» WHAT IS BEING ASKED:
Can the data below be set down again exactly, line for line?

··· TASK INPUT

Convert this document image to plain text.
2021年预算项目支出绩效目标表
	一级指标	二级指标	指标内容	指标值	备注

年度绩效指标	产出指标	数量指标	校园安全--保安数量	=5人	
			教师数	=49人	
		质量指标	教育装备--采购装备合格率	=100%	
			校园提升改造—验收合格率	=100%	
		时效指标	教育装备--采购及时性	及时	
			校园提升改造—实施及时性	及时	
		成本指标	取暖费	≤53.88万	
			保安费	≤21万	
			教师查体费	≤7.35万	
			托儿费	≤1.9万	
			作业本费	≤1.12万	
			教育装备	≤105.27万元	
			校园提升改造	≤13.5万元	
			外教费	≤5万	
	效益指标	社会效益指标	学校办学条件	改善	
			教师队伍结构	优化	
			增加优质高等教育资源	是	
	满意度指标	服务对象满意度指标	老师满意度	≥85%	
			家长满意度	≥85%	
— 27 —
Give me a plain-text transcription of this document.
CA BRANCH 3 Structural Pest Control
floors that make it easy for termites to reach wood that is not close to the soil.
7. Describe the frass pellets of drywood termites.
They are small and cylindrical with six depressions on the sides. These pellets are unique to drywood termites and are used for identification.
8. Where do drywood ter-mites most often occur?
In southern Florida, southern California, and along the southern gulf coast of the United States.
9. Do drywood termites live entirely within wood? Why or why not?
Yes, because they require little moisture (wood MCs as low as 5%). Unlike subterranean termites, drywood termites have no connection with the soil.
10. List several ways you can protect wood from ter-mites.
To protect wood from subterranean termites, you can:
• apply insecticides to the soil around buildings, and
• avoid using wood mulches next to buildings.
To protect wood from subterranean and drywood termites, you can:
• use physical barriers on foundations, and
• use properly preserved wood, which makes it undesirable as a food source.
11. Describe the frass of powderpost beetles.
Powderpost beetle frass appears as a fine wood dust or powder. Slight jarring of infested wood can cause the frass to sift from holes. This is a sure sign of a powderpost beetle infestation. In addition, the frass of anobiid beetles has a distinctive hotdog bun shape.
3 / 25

······

» SOLUTION FOR THIS TASK:
Convert this document image to plain text.
2021年预算项目支出绩效目标表
	一级指标	二级指标	指标内容	指标值	备注

年度绩效指标	产出指标	数量指标	校园安全--保安数量	=5人	
			教师数	=49人	
		质量指标	教育装备--采购装备合格率	=100%	
			校园提升改造—验收合格率	=100%	
		时效指标	教育装备--采购及时性	及时	
			校园提升改造—实施及时性	及时	
		成本指标	取暖费	≤53.88万	
			保安费	≤21万	
			教师查体费	≤7.35万	
			托儿费	≤1.9万	
			作业本费	≤1.12万	
			教育装备	≤105.27万元	
			校园提升改造	≤13.5万元	
			外教费	≤5万	
	效益指标	社会效益指标	学校办学条件	改善	
			教师队伍结构	优化	
			增加优质高等教育资源	是	
	满意度指标	服务对象满意度指标	老师满意度	≥85%	
			家长满意度	≥85%	
— 27 —
Give me a plain-text transcription of this document.
CA BRANCH 3 Structural Pest Control
floors that make it easy for termites to reach wood that is not close to the soil.
7. Describe the frass pellets of drywood termites.
They are small and cylindrical with six depressions on the sides. These pellets are unique to drywood termites and are used for identification.
8. Where do drywood ter-mites most often occur?
In southern Florida, southern California, and along the southern gulf coast of the United States.
9. Do drywood termites live entirely within wood? Why or why not?
Yes, because they require little moisture (wood MCs as low as 5%). Unlike subterranean termites, drywood termites have no connection with the soil.
10. List several ways you can protect wood from ter-mites.
To protect wood from subterranean termites, you can:
• apply insecticides to the soil around buildings, and
• avoid using wood mulches next to buildings.
To protect wood from subterranean and drywood termites, you can:
• use physical barriers on foundations, and
• use properly preserved wood, which makes it undesirable as a food source.
11. Describe the frass of powderpost beetles.
Powderpost beetle frass appears as a fine wood dust or powder. Slight jarring of infested wood can cause the frass to sift from holes. This is a sure sign of a powderpost beetle infestation. In addition, the frass of anobiid beetles has a distinctive hotdog bun shape.
3 / 25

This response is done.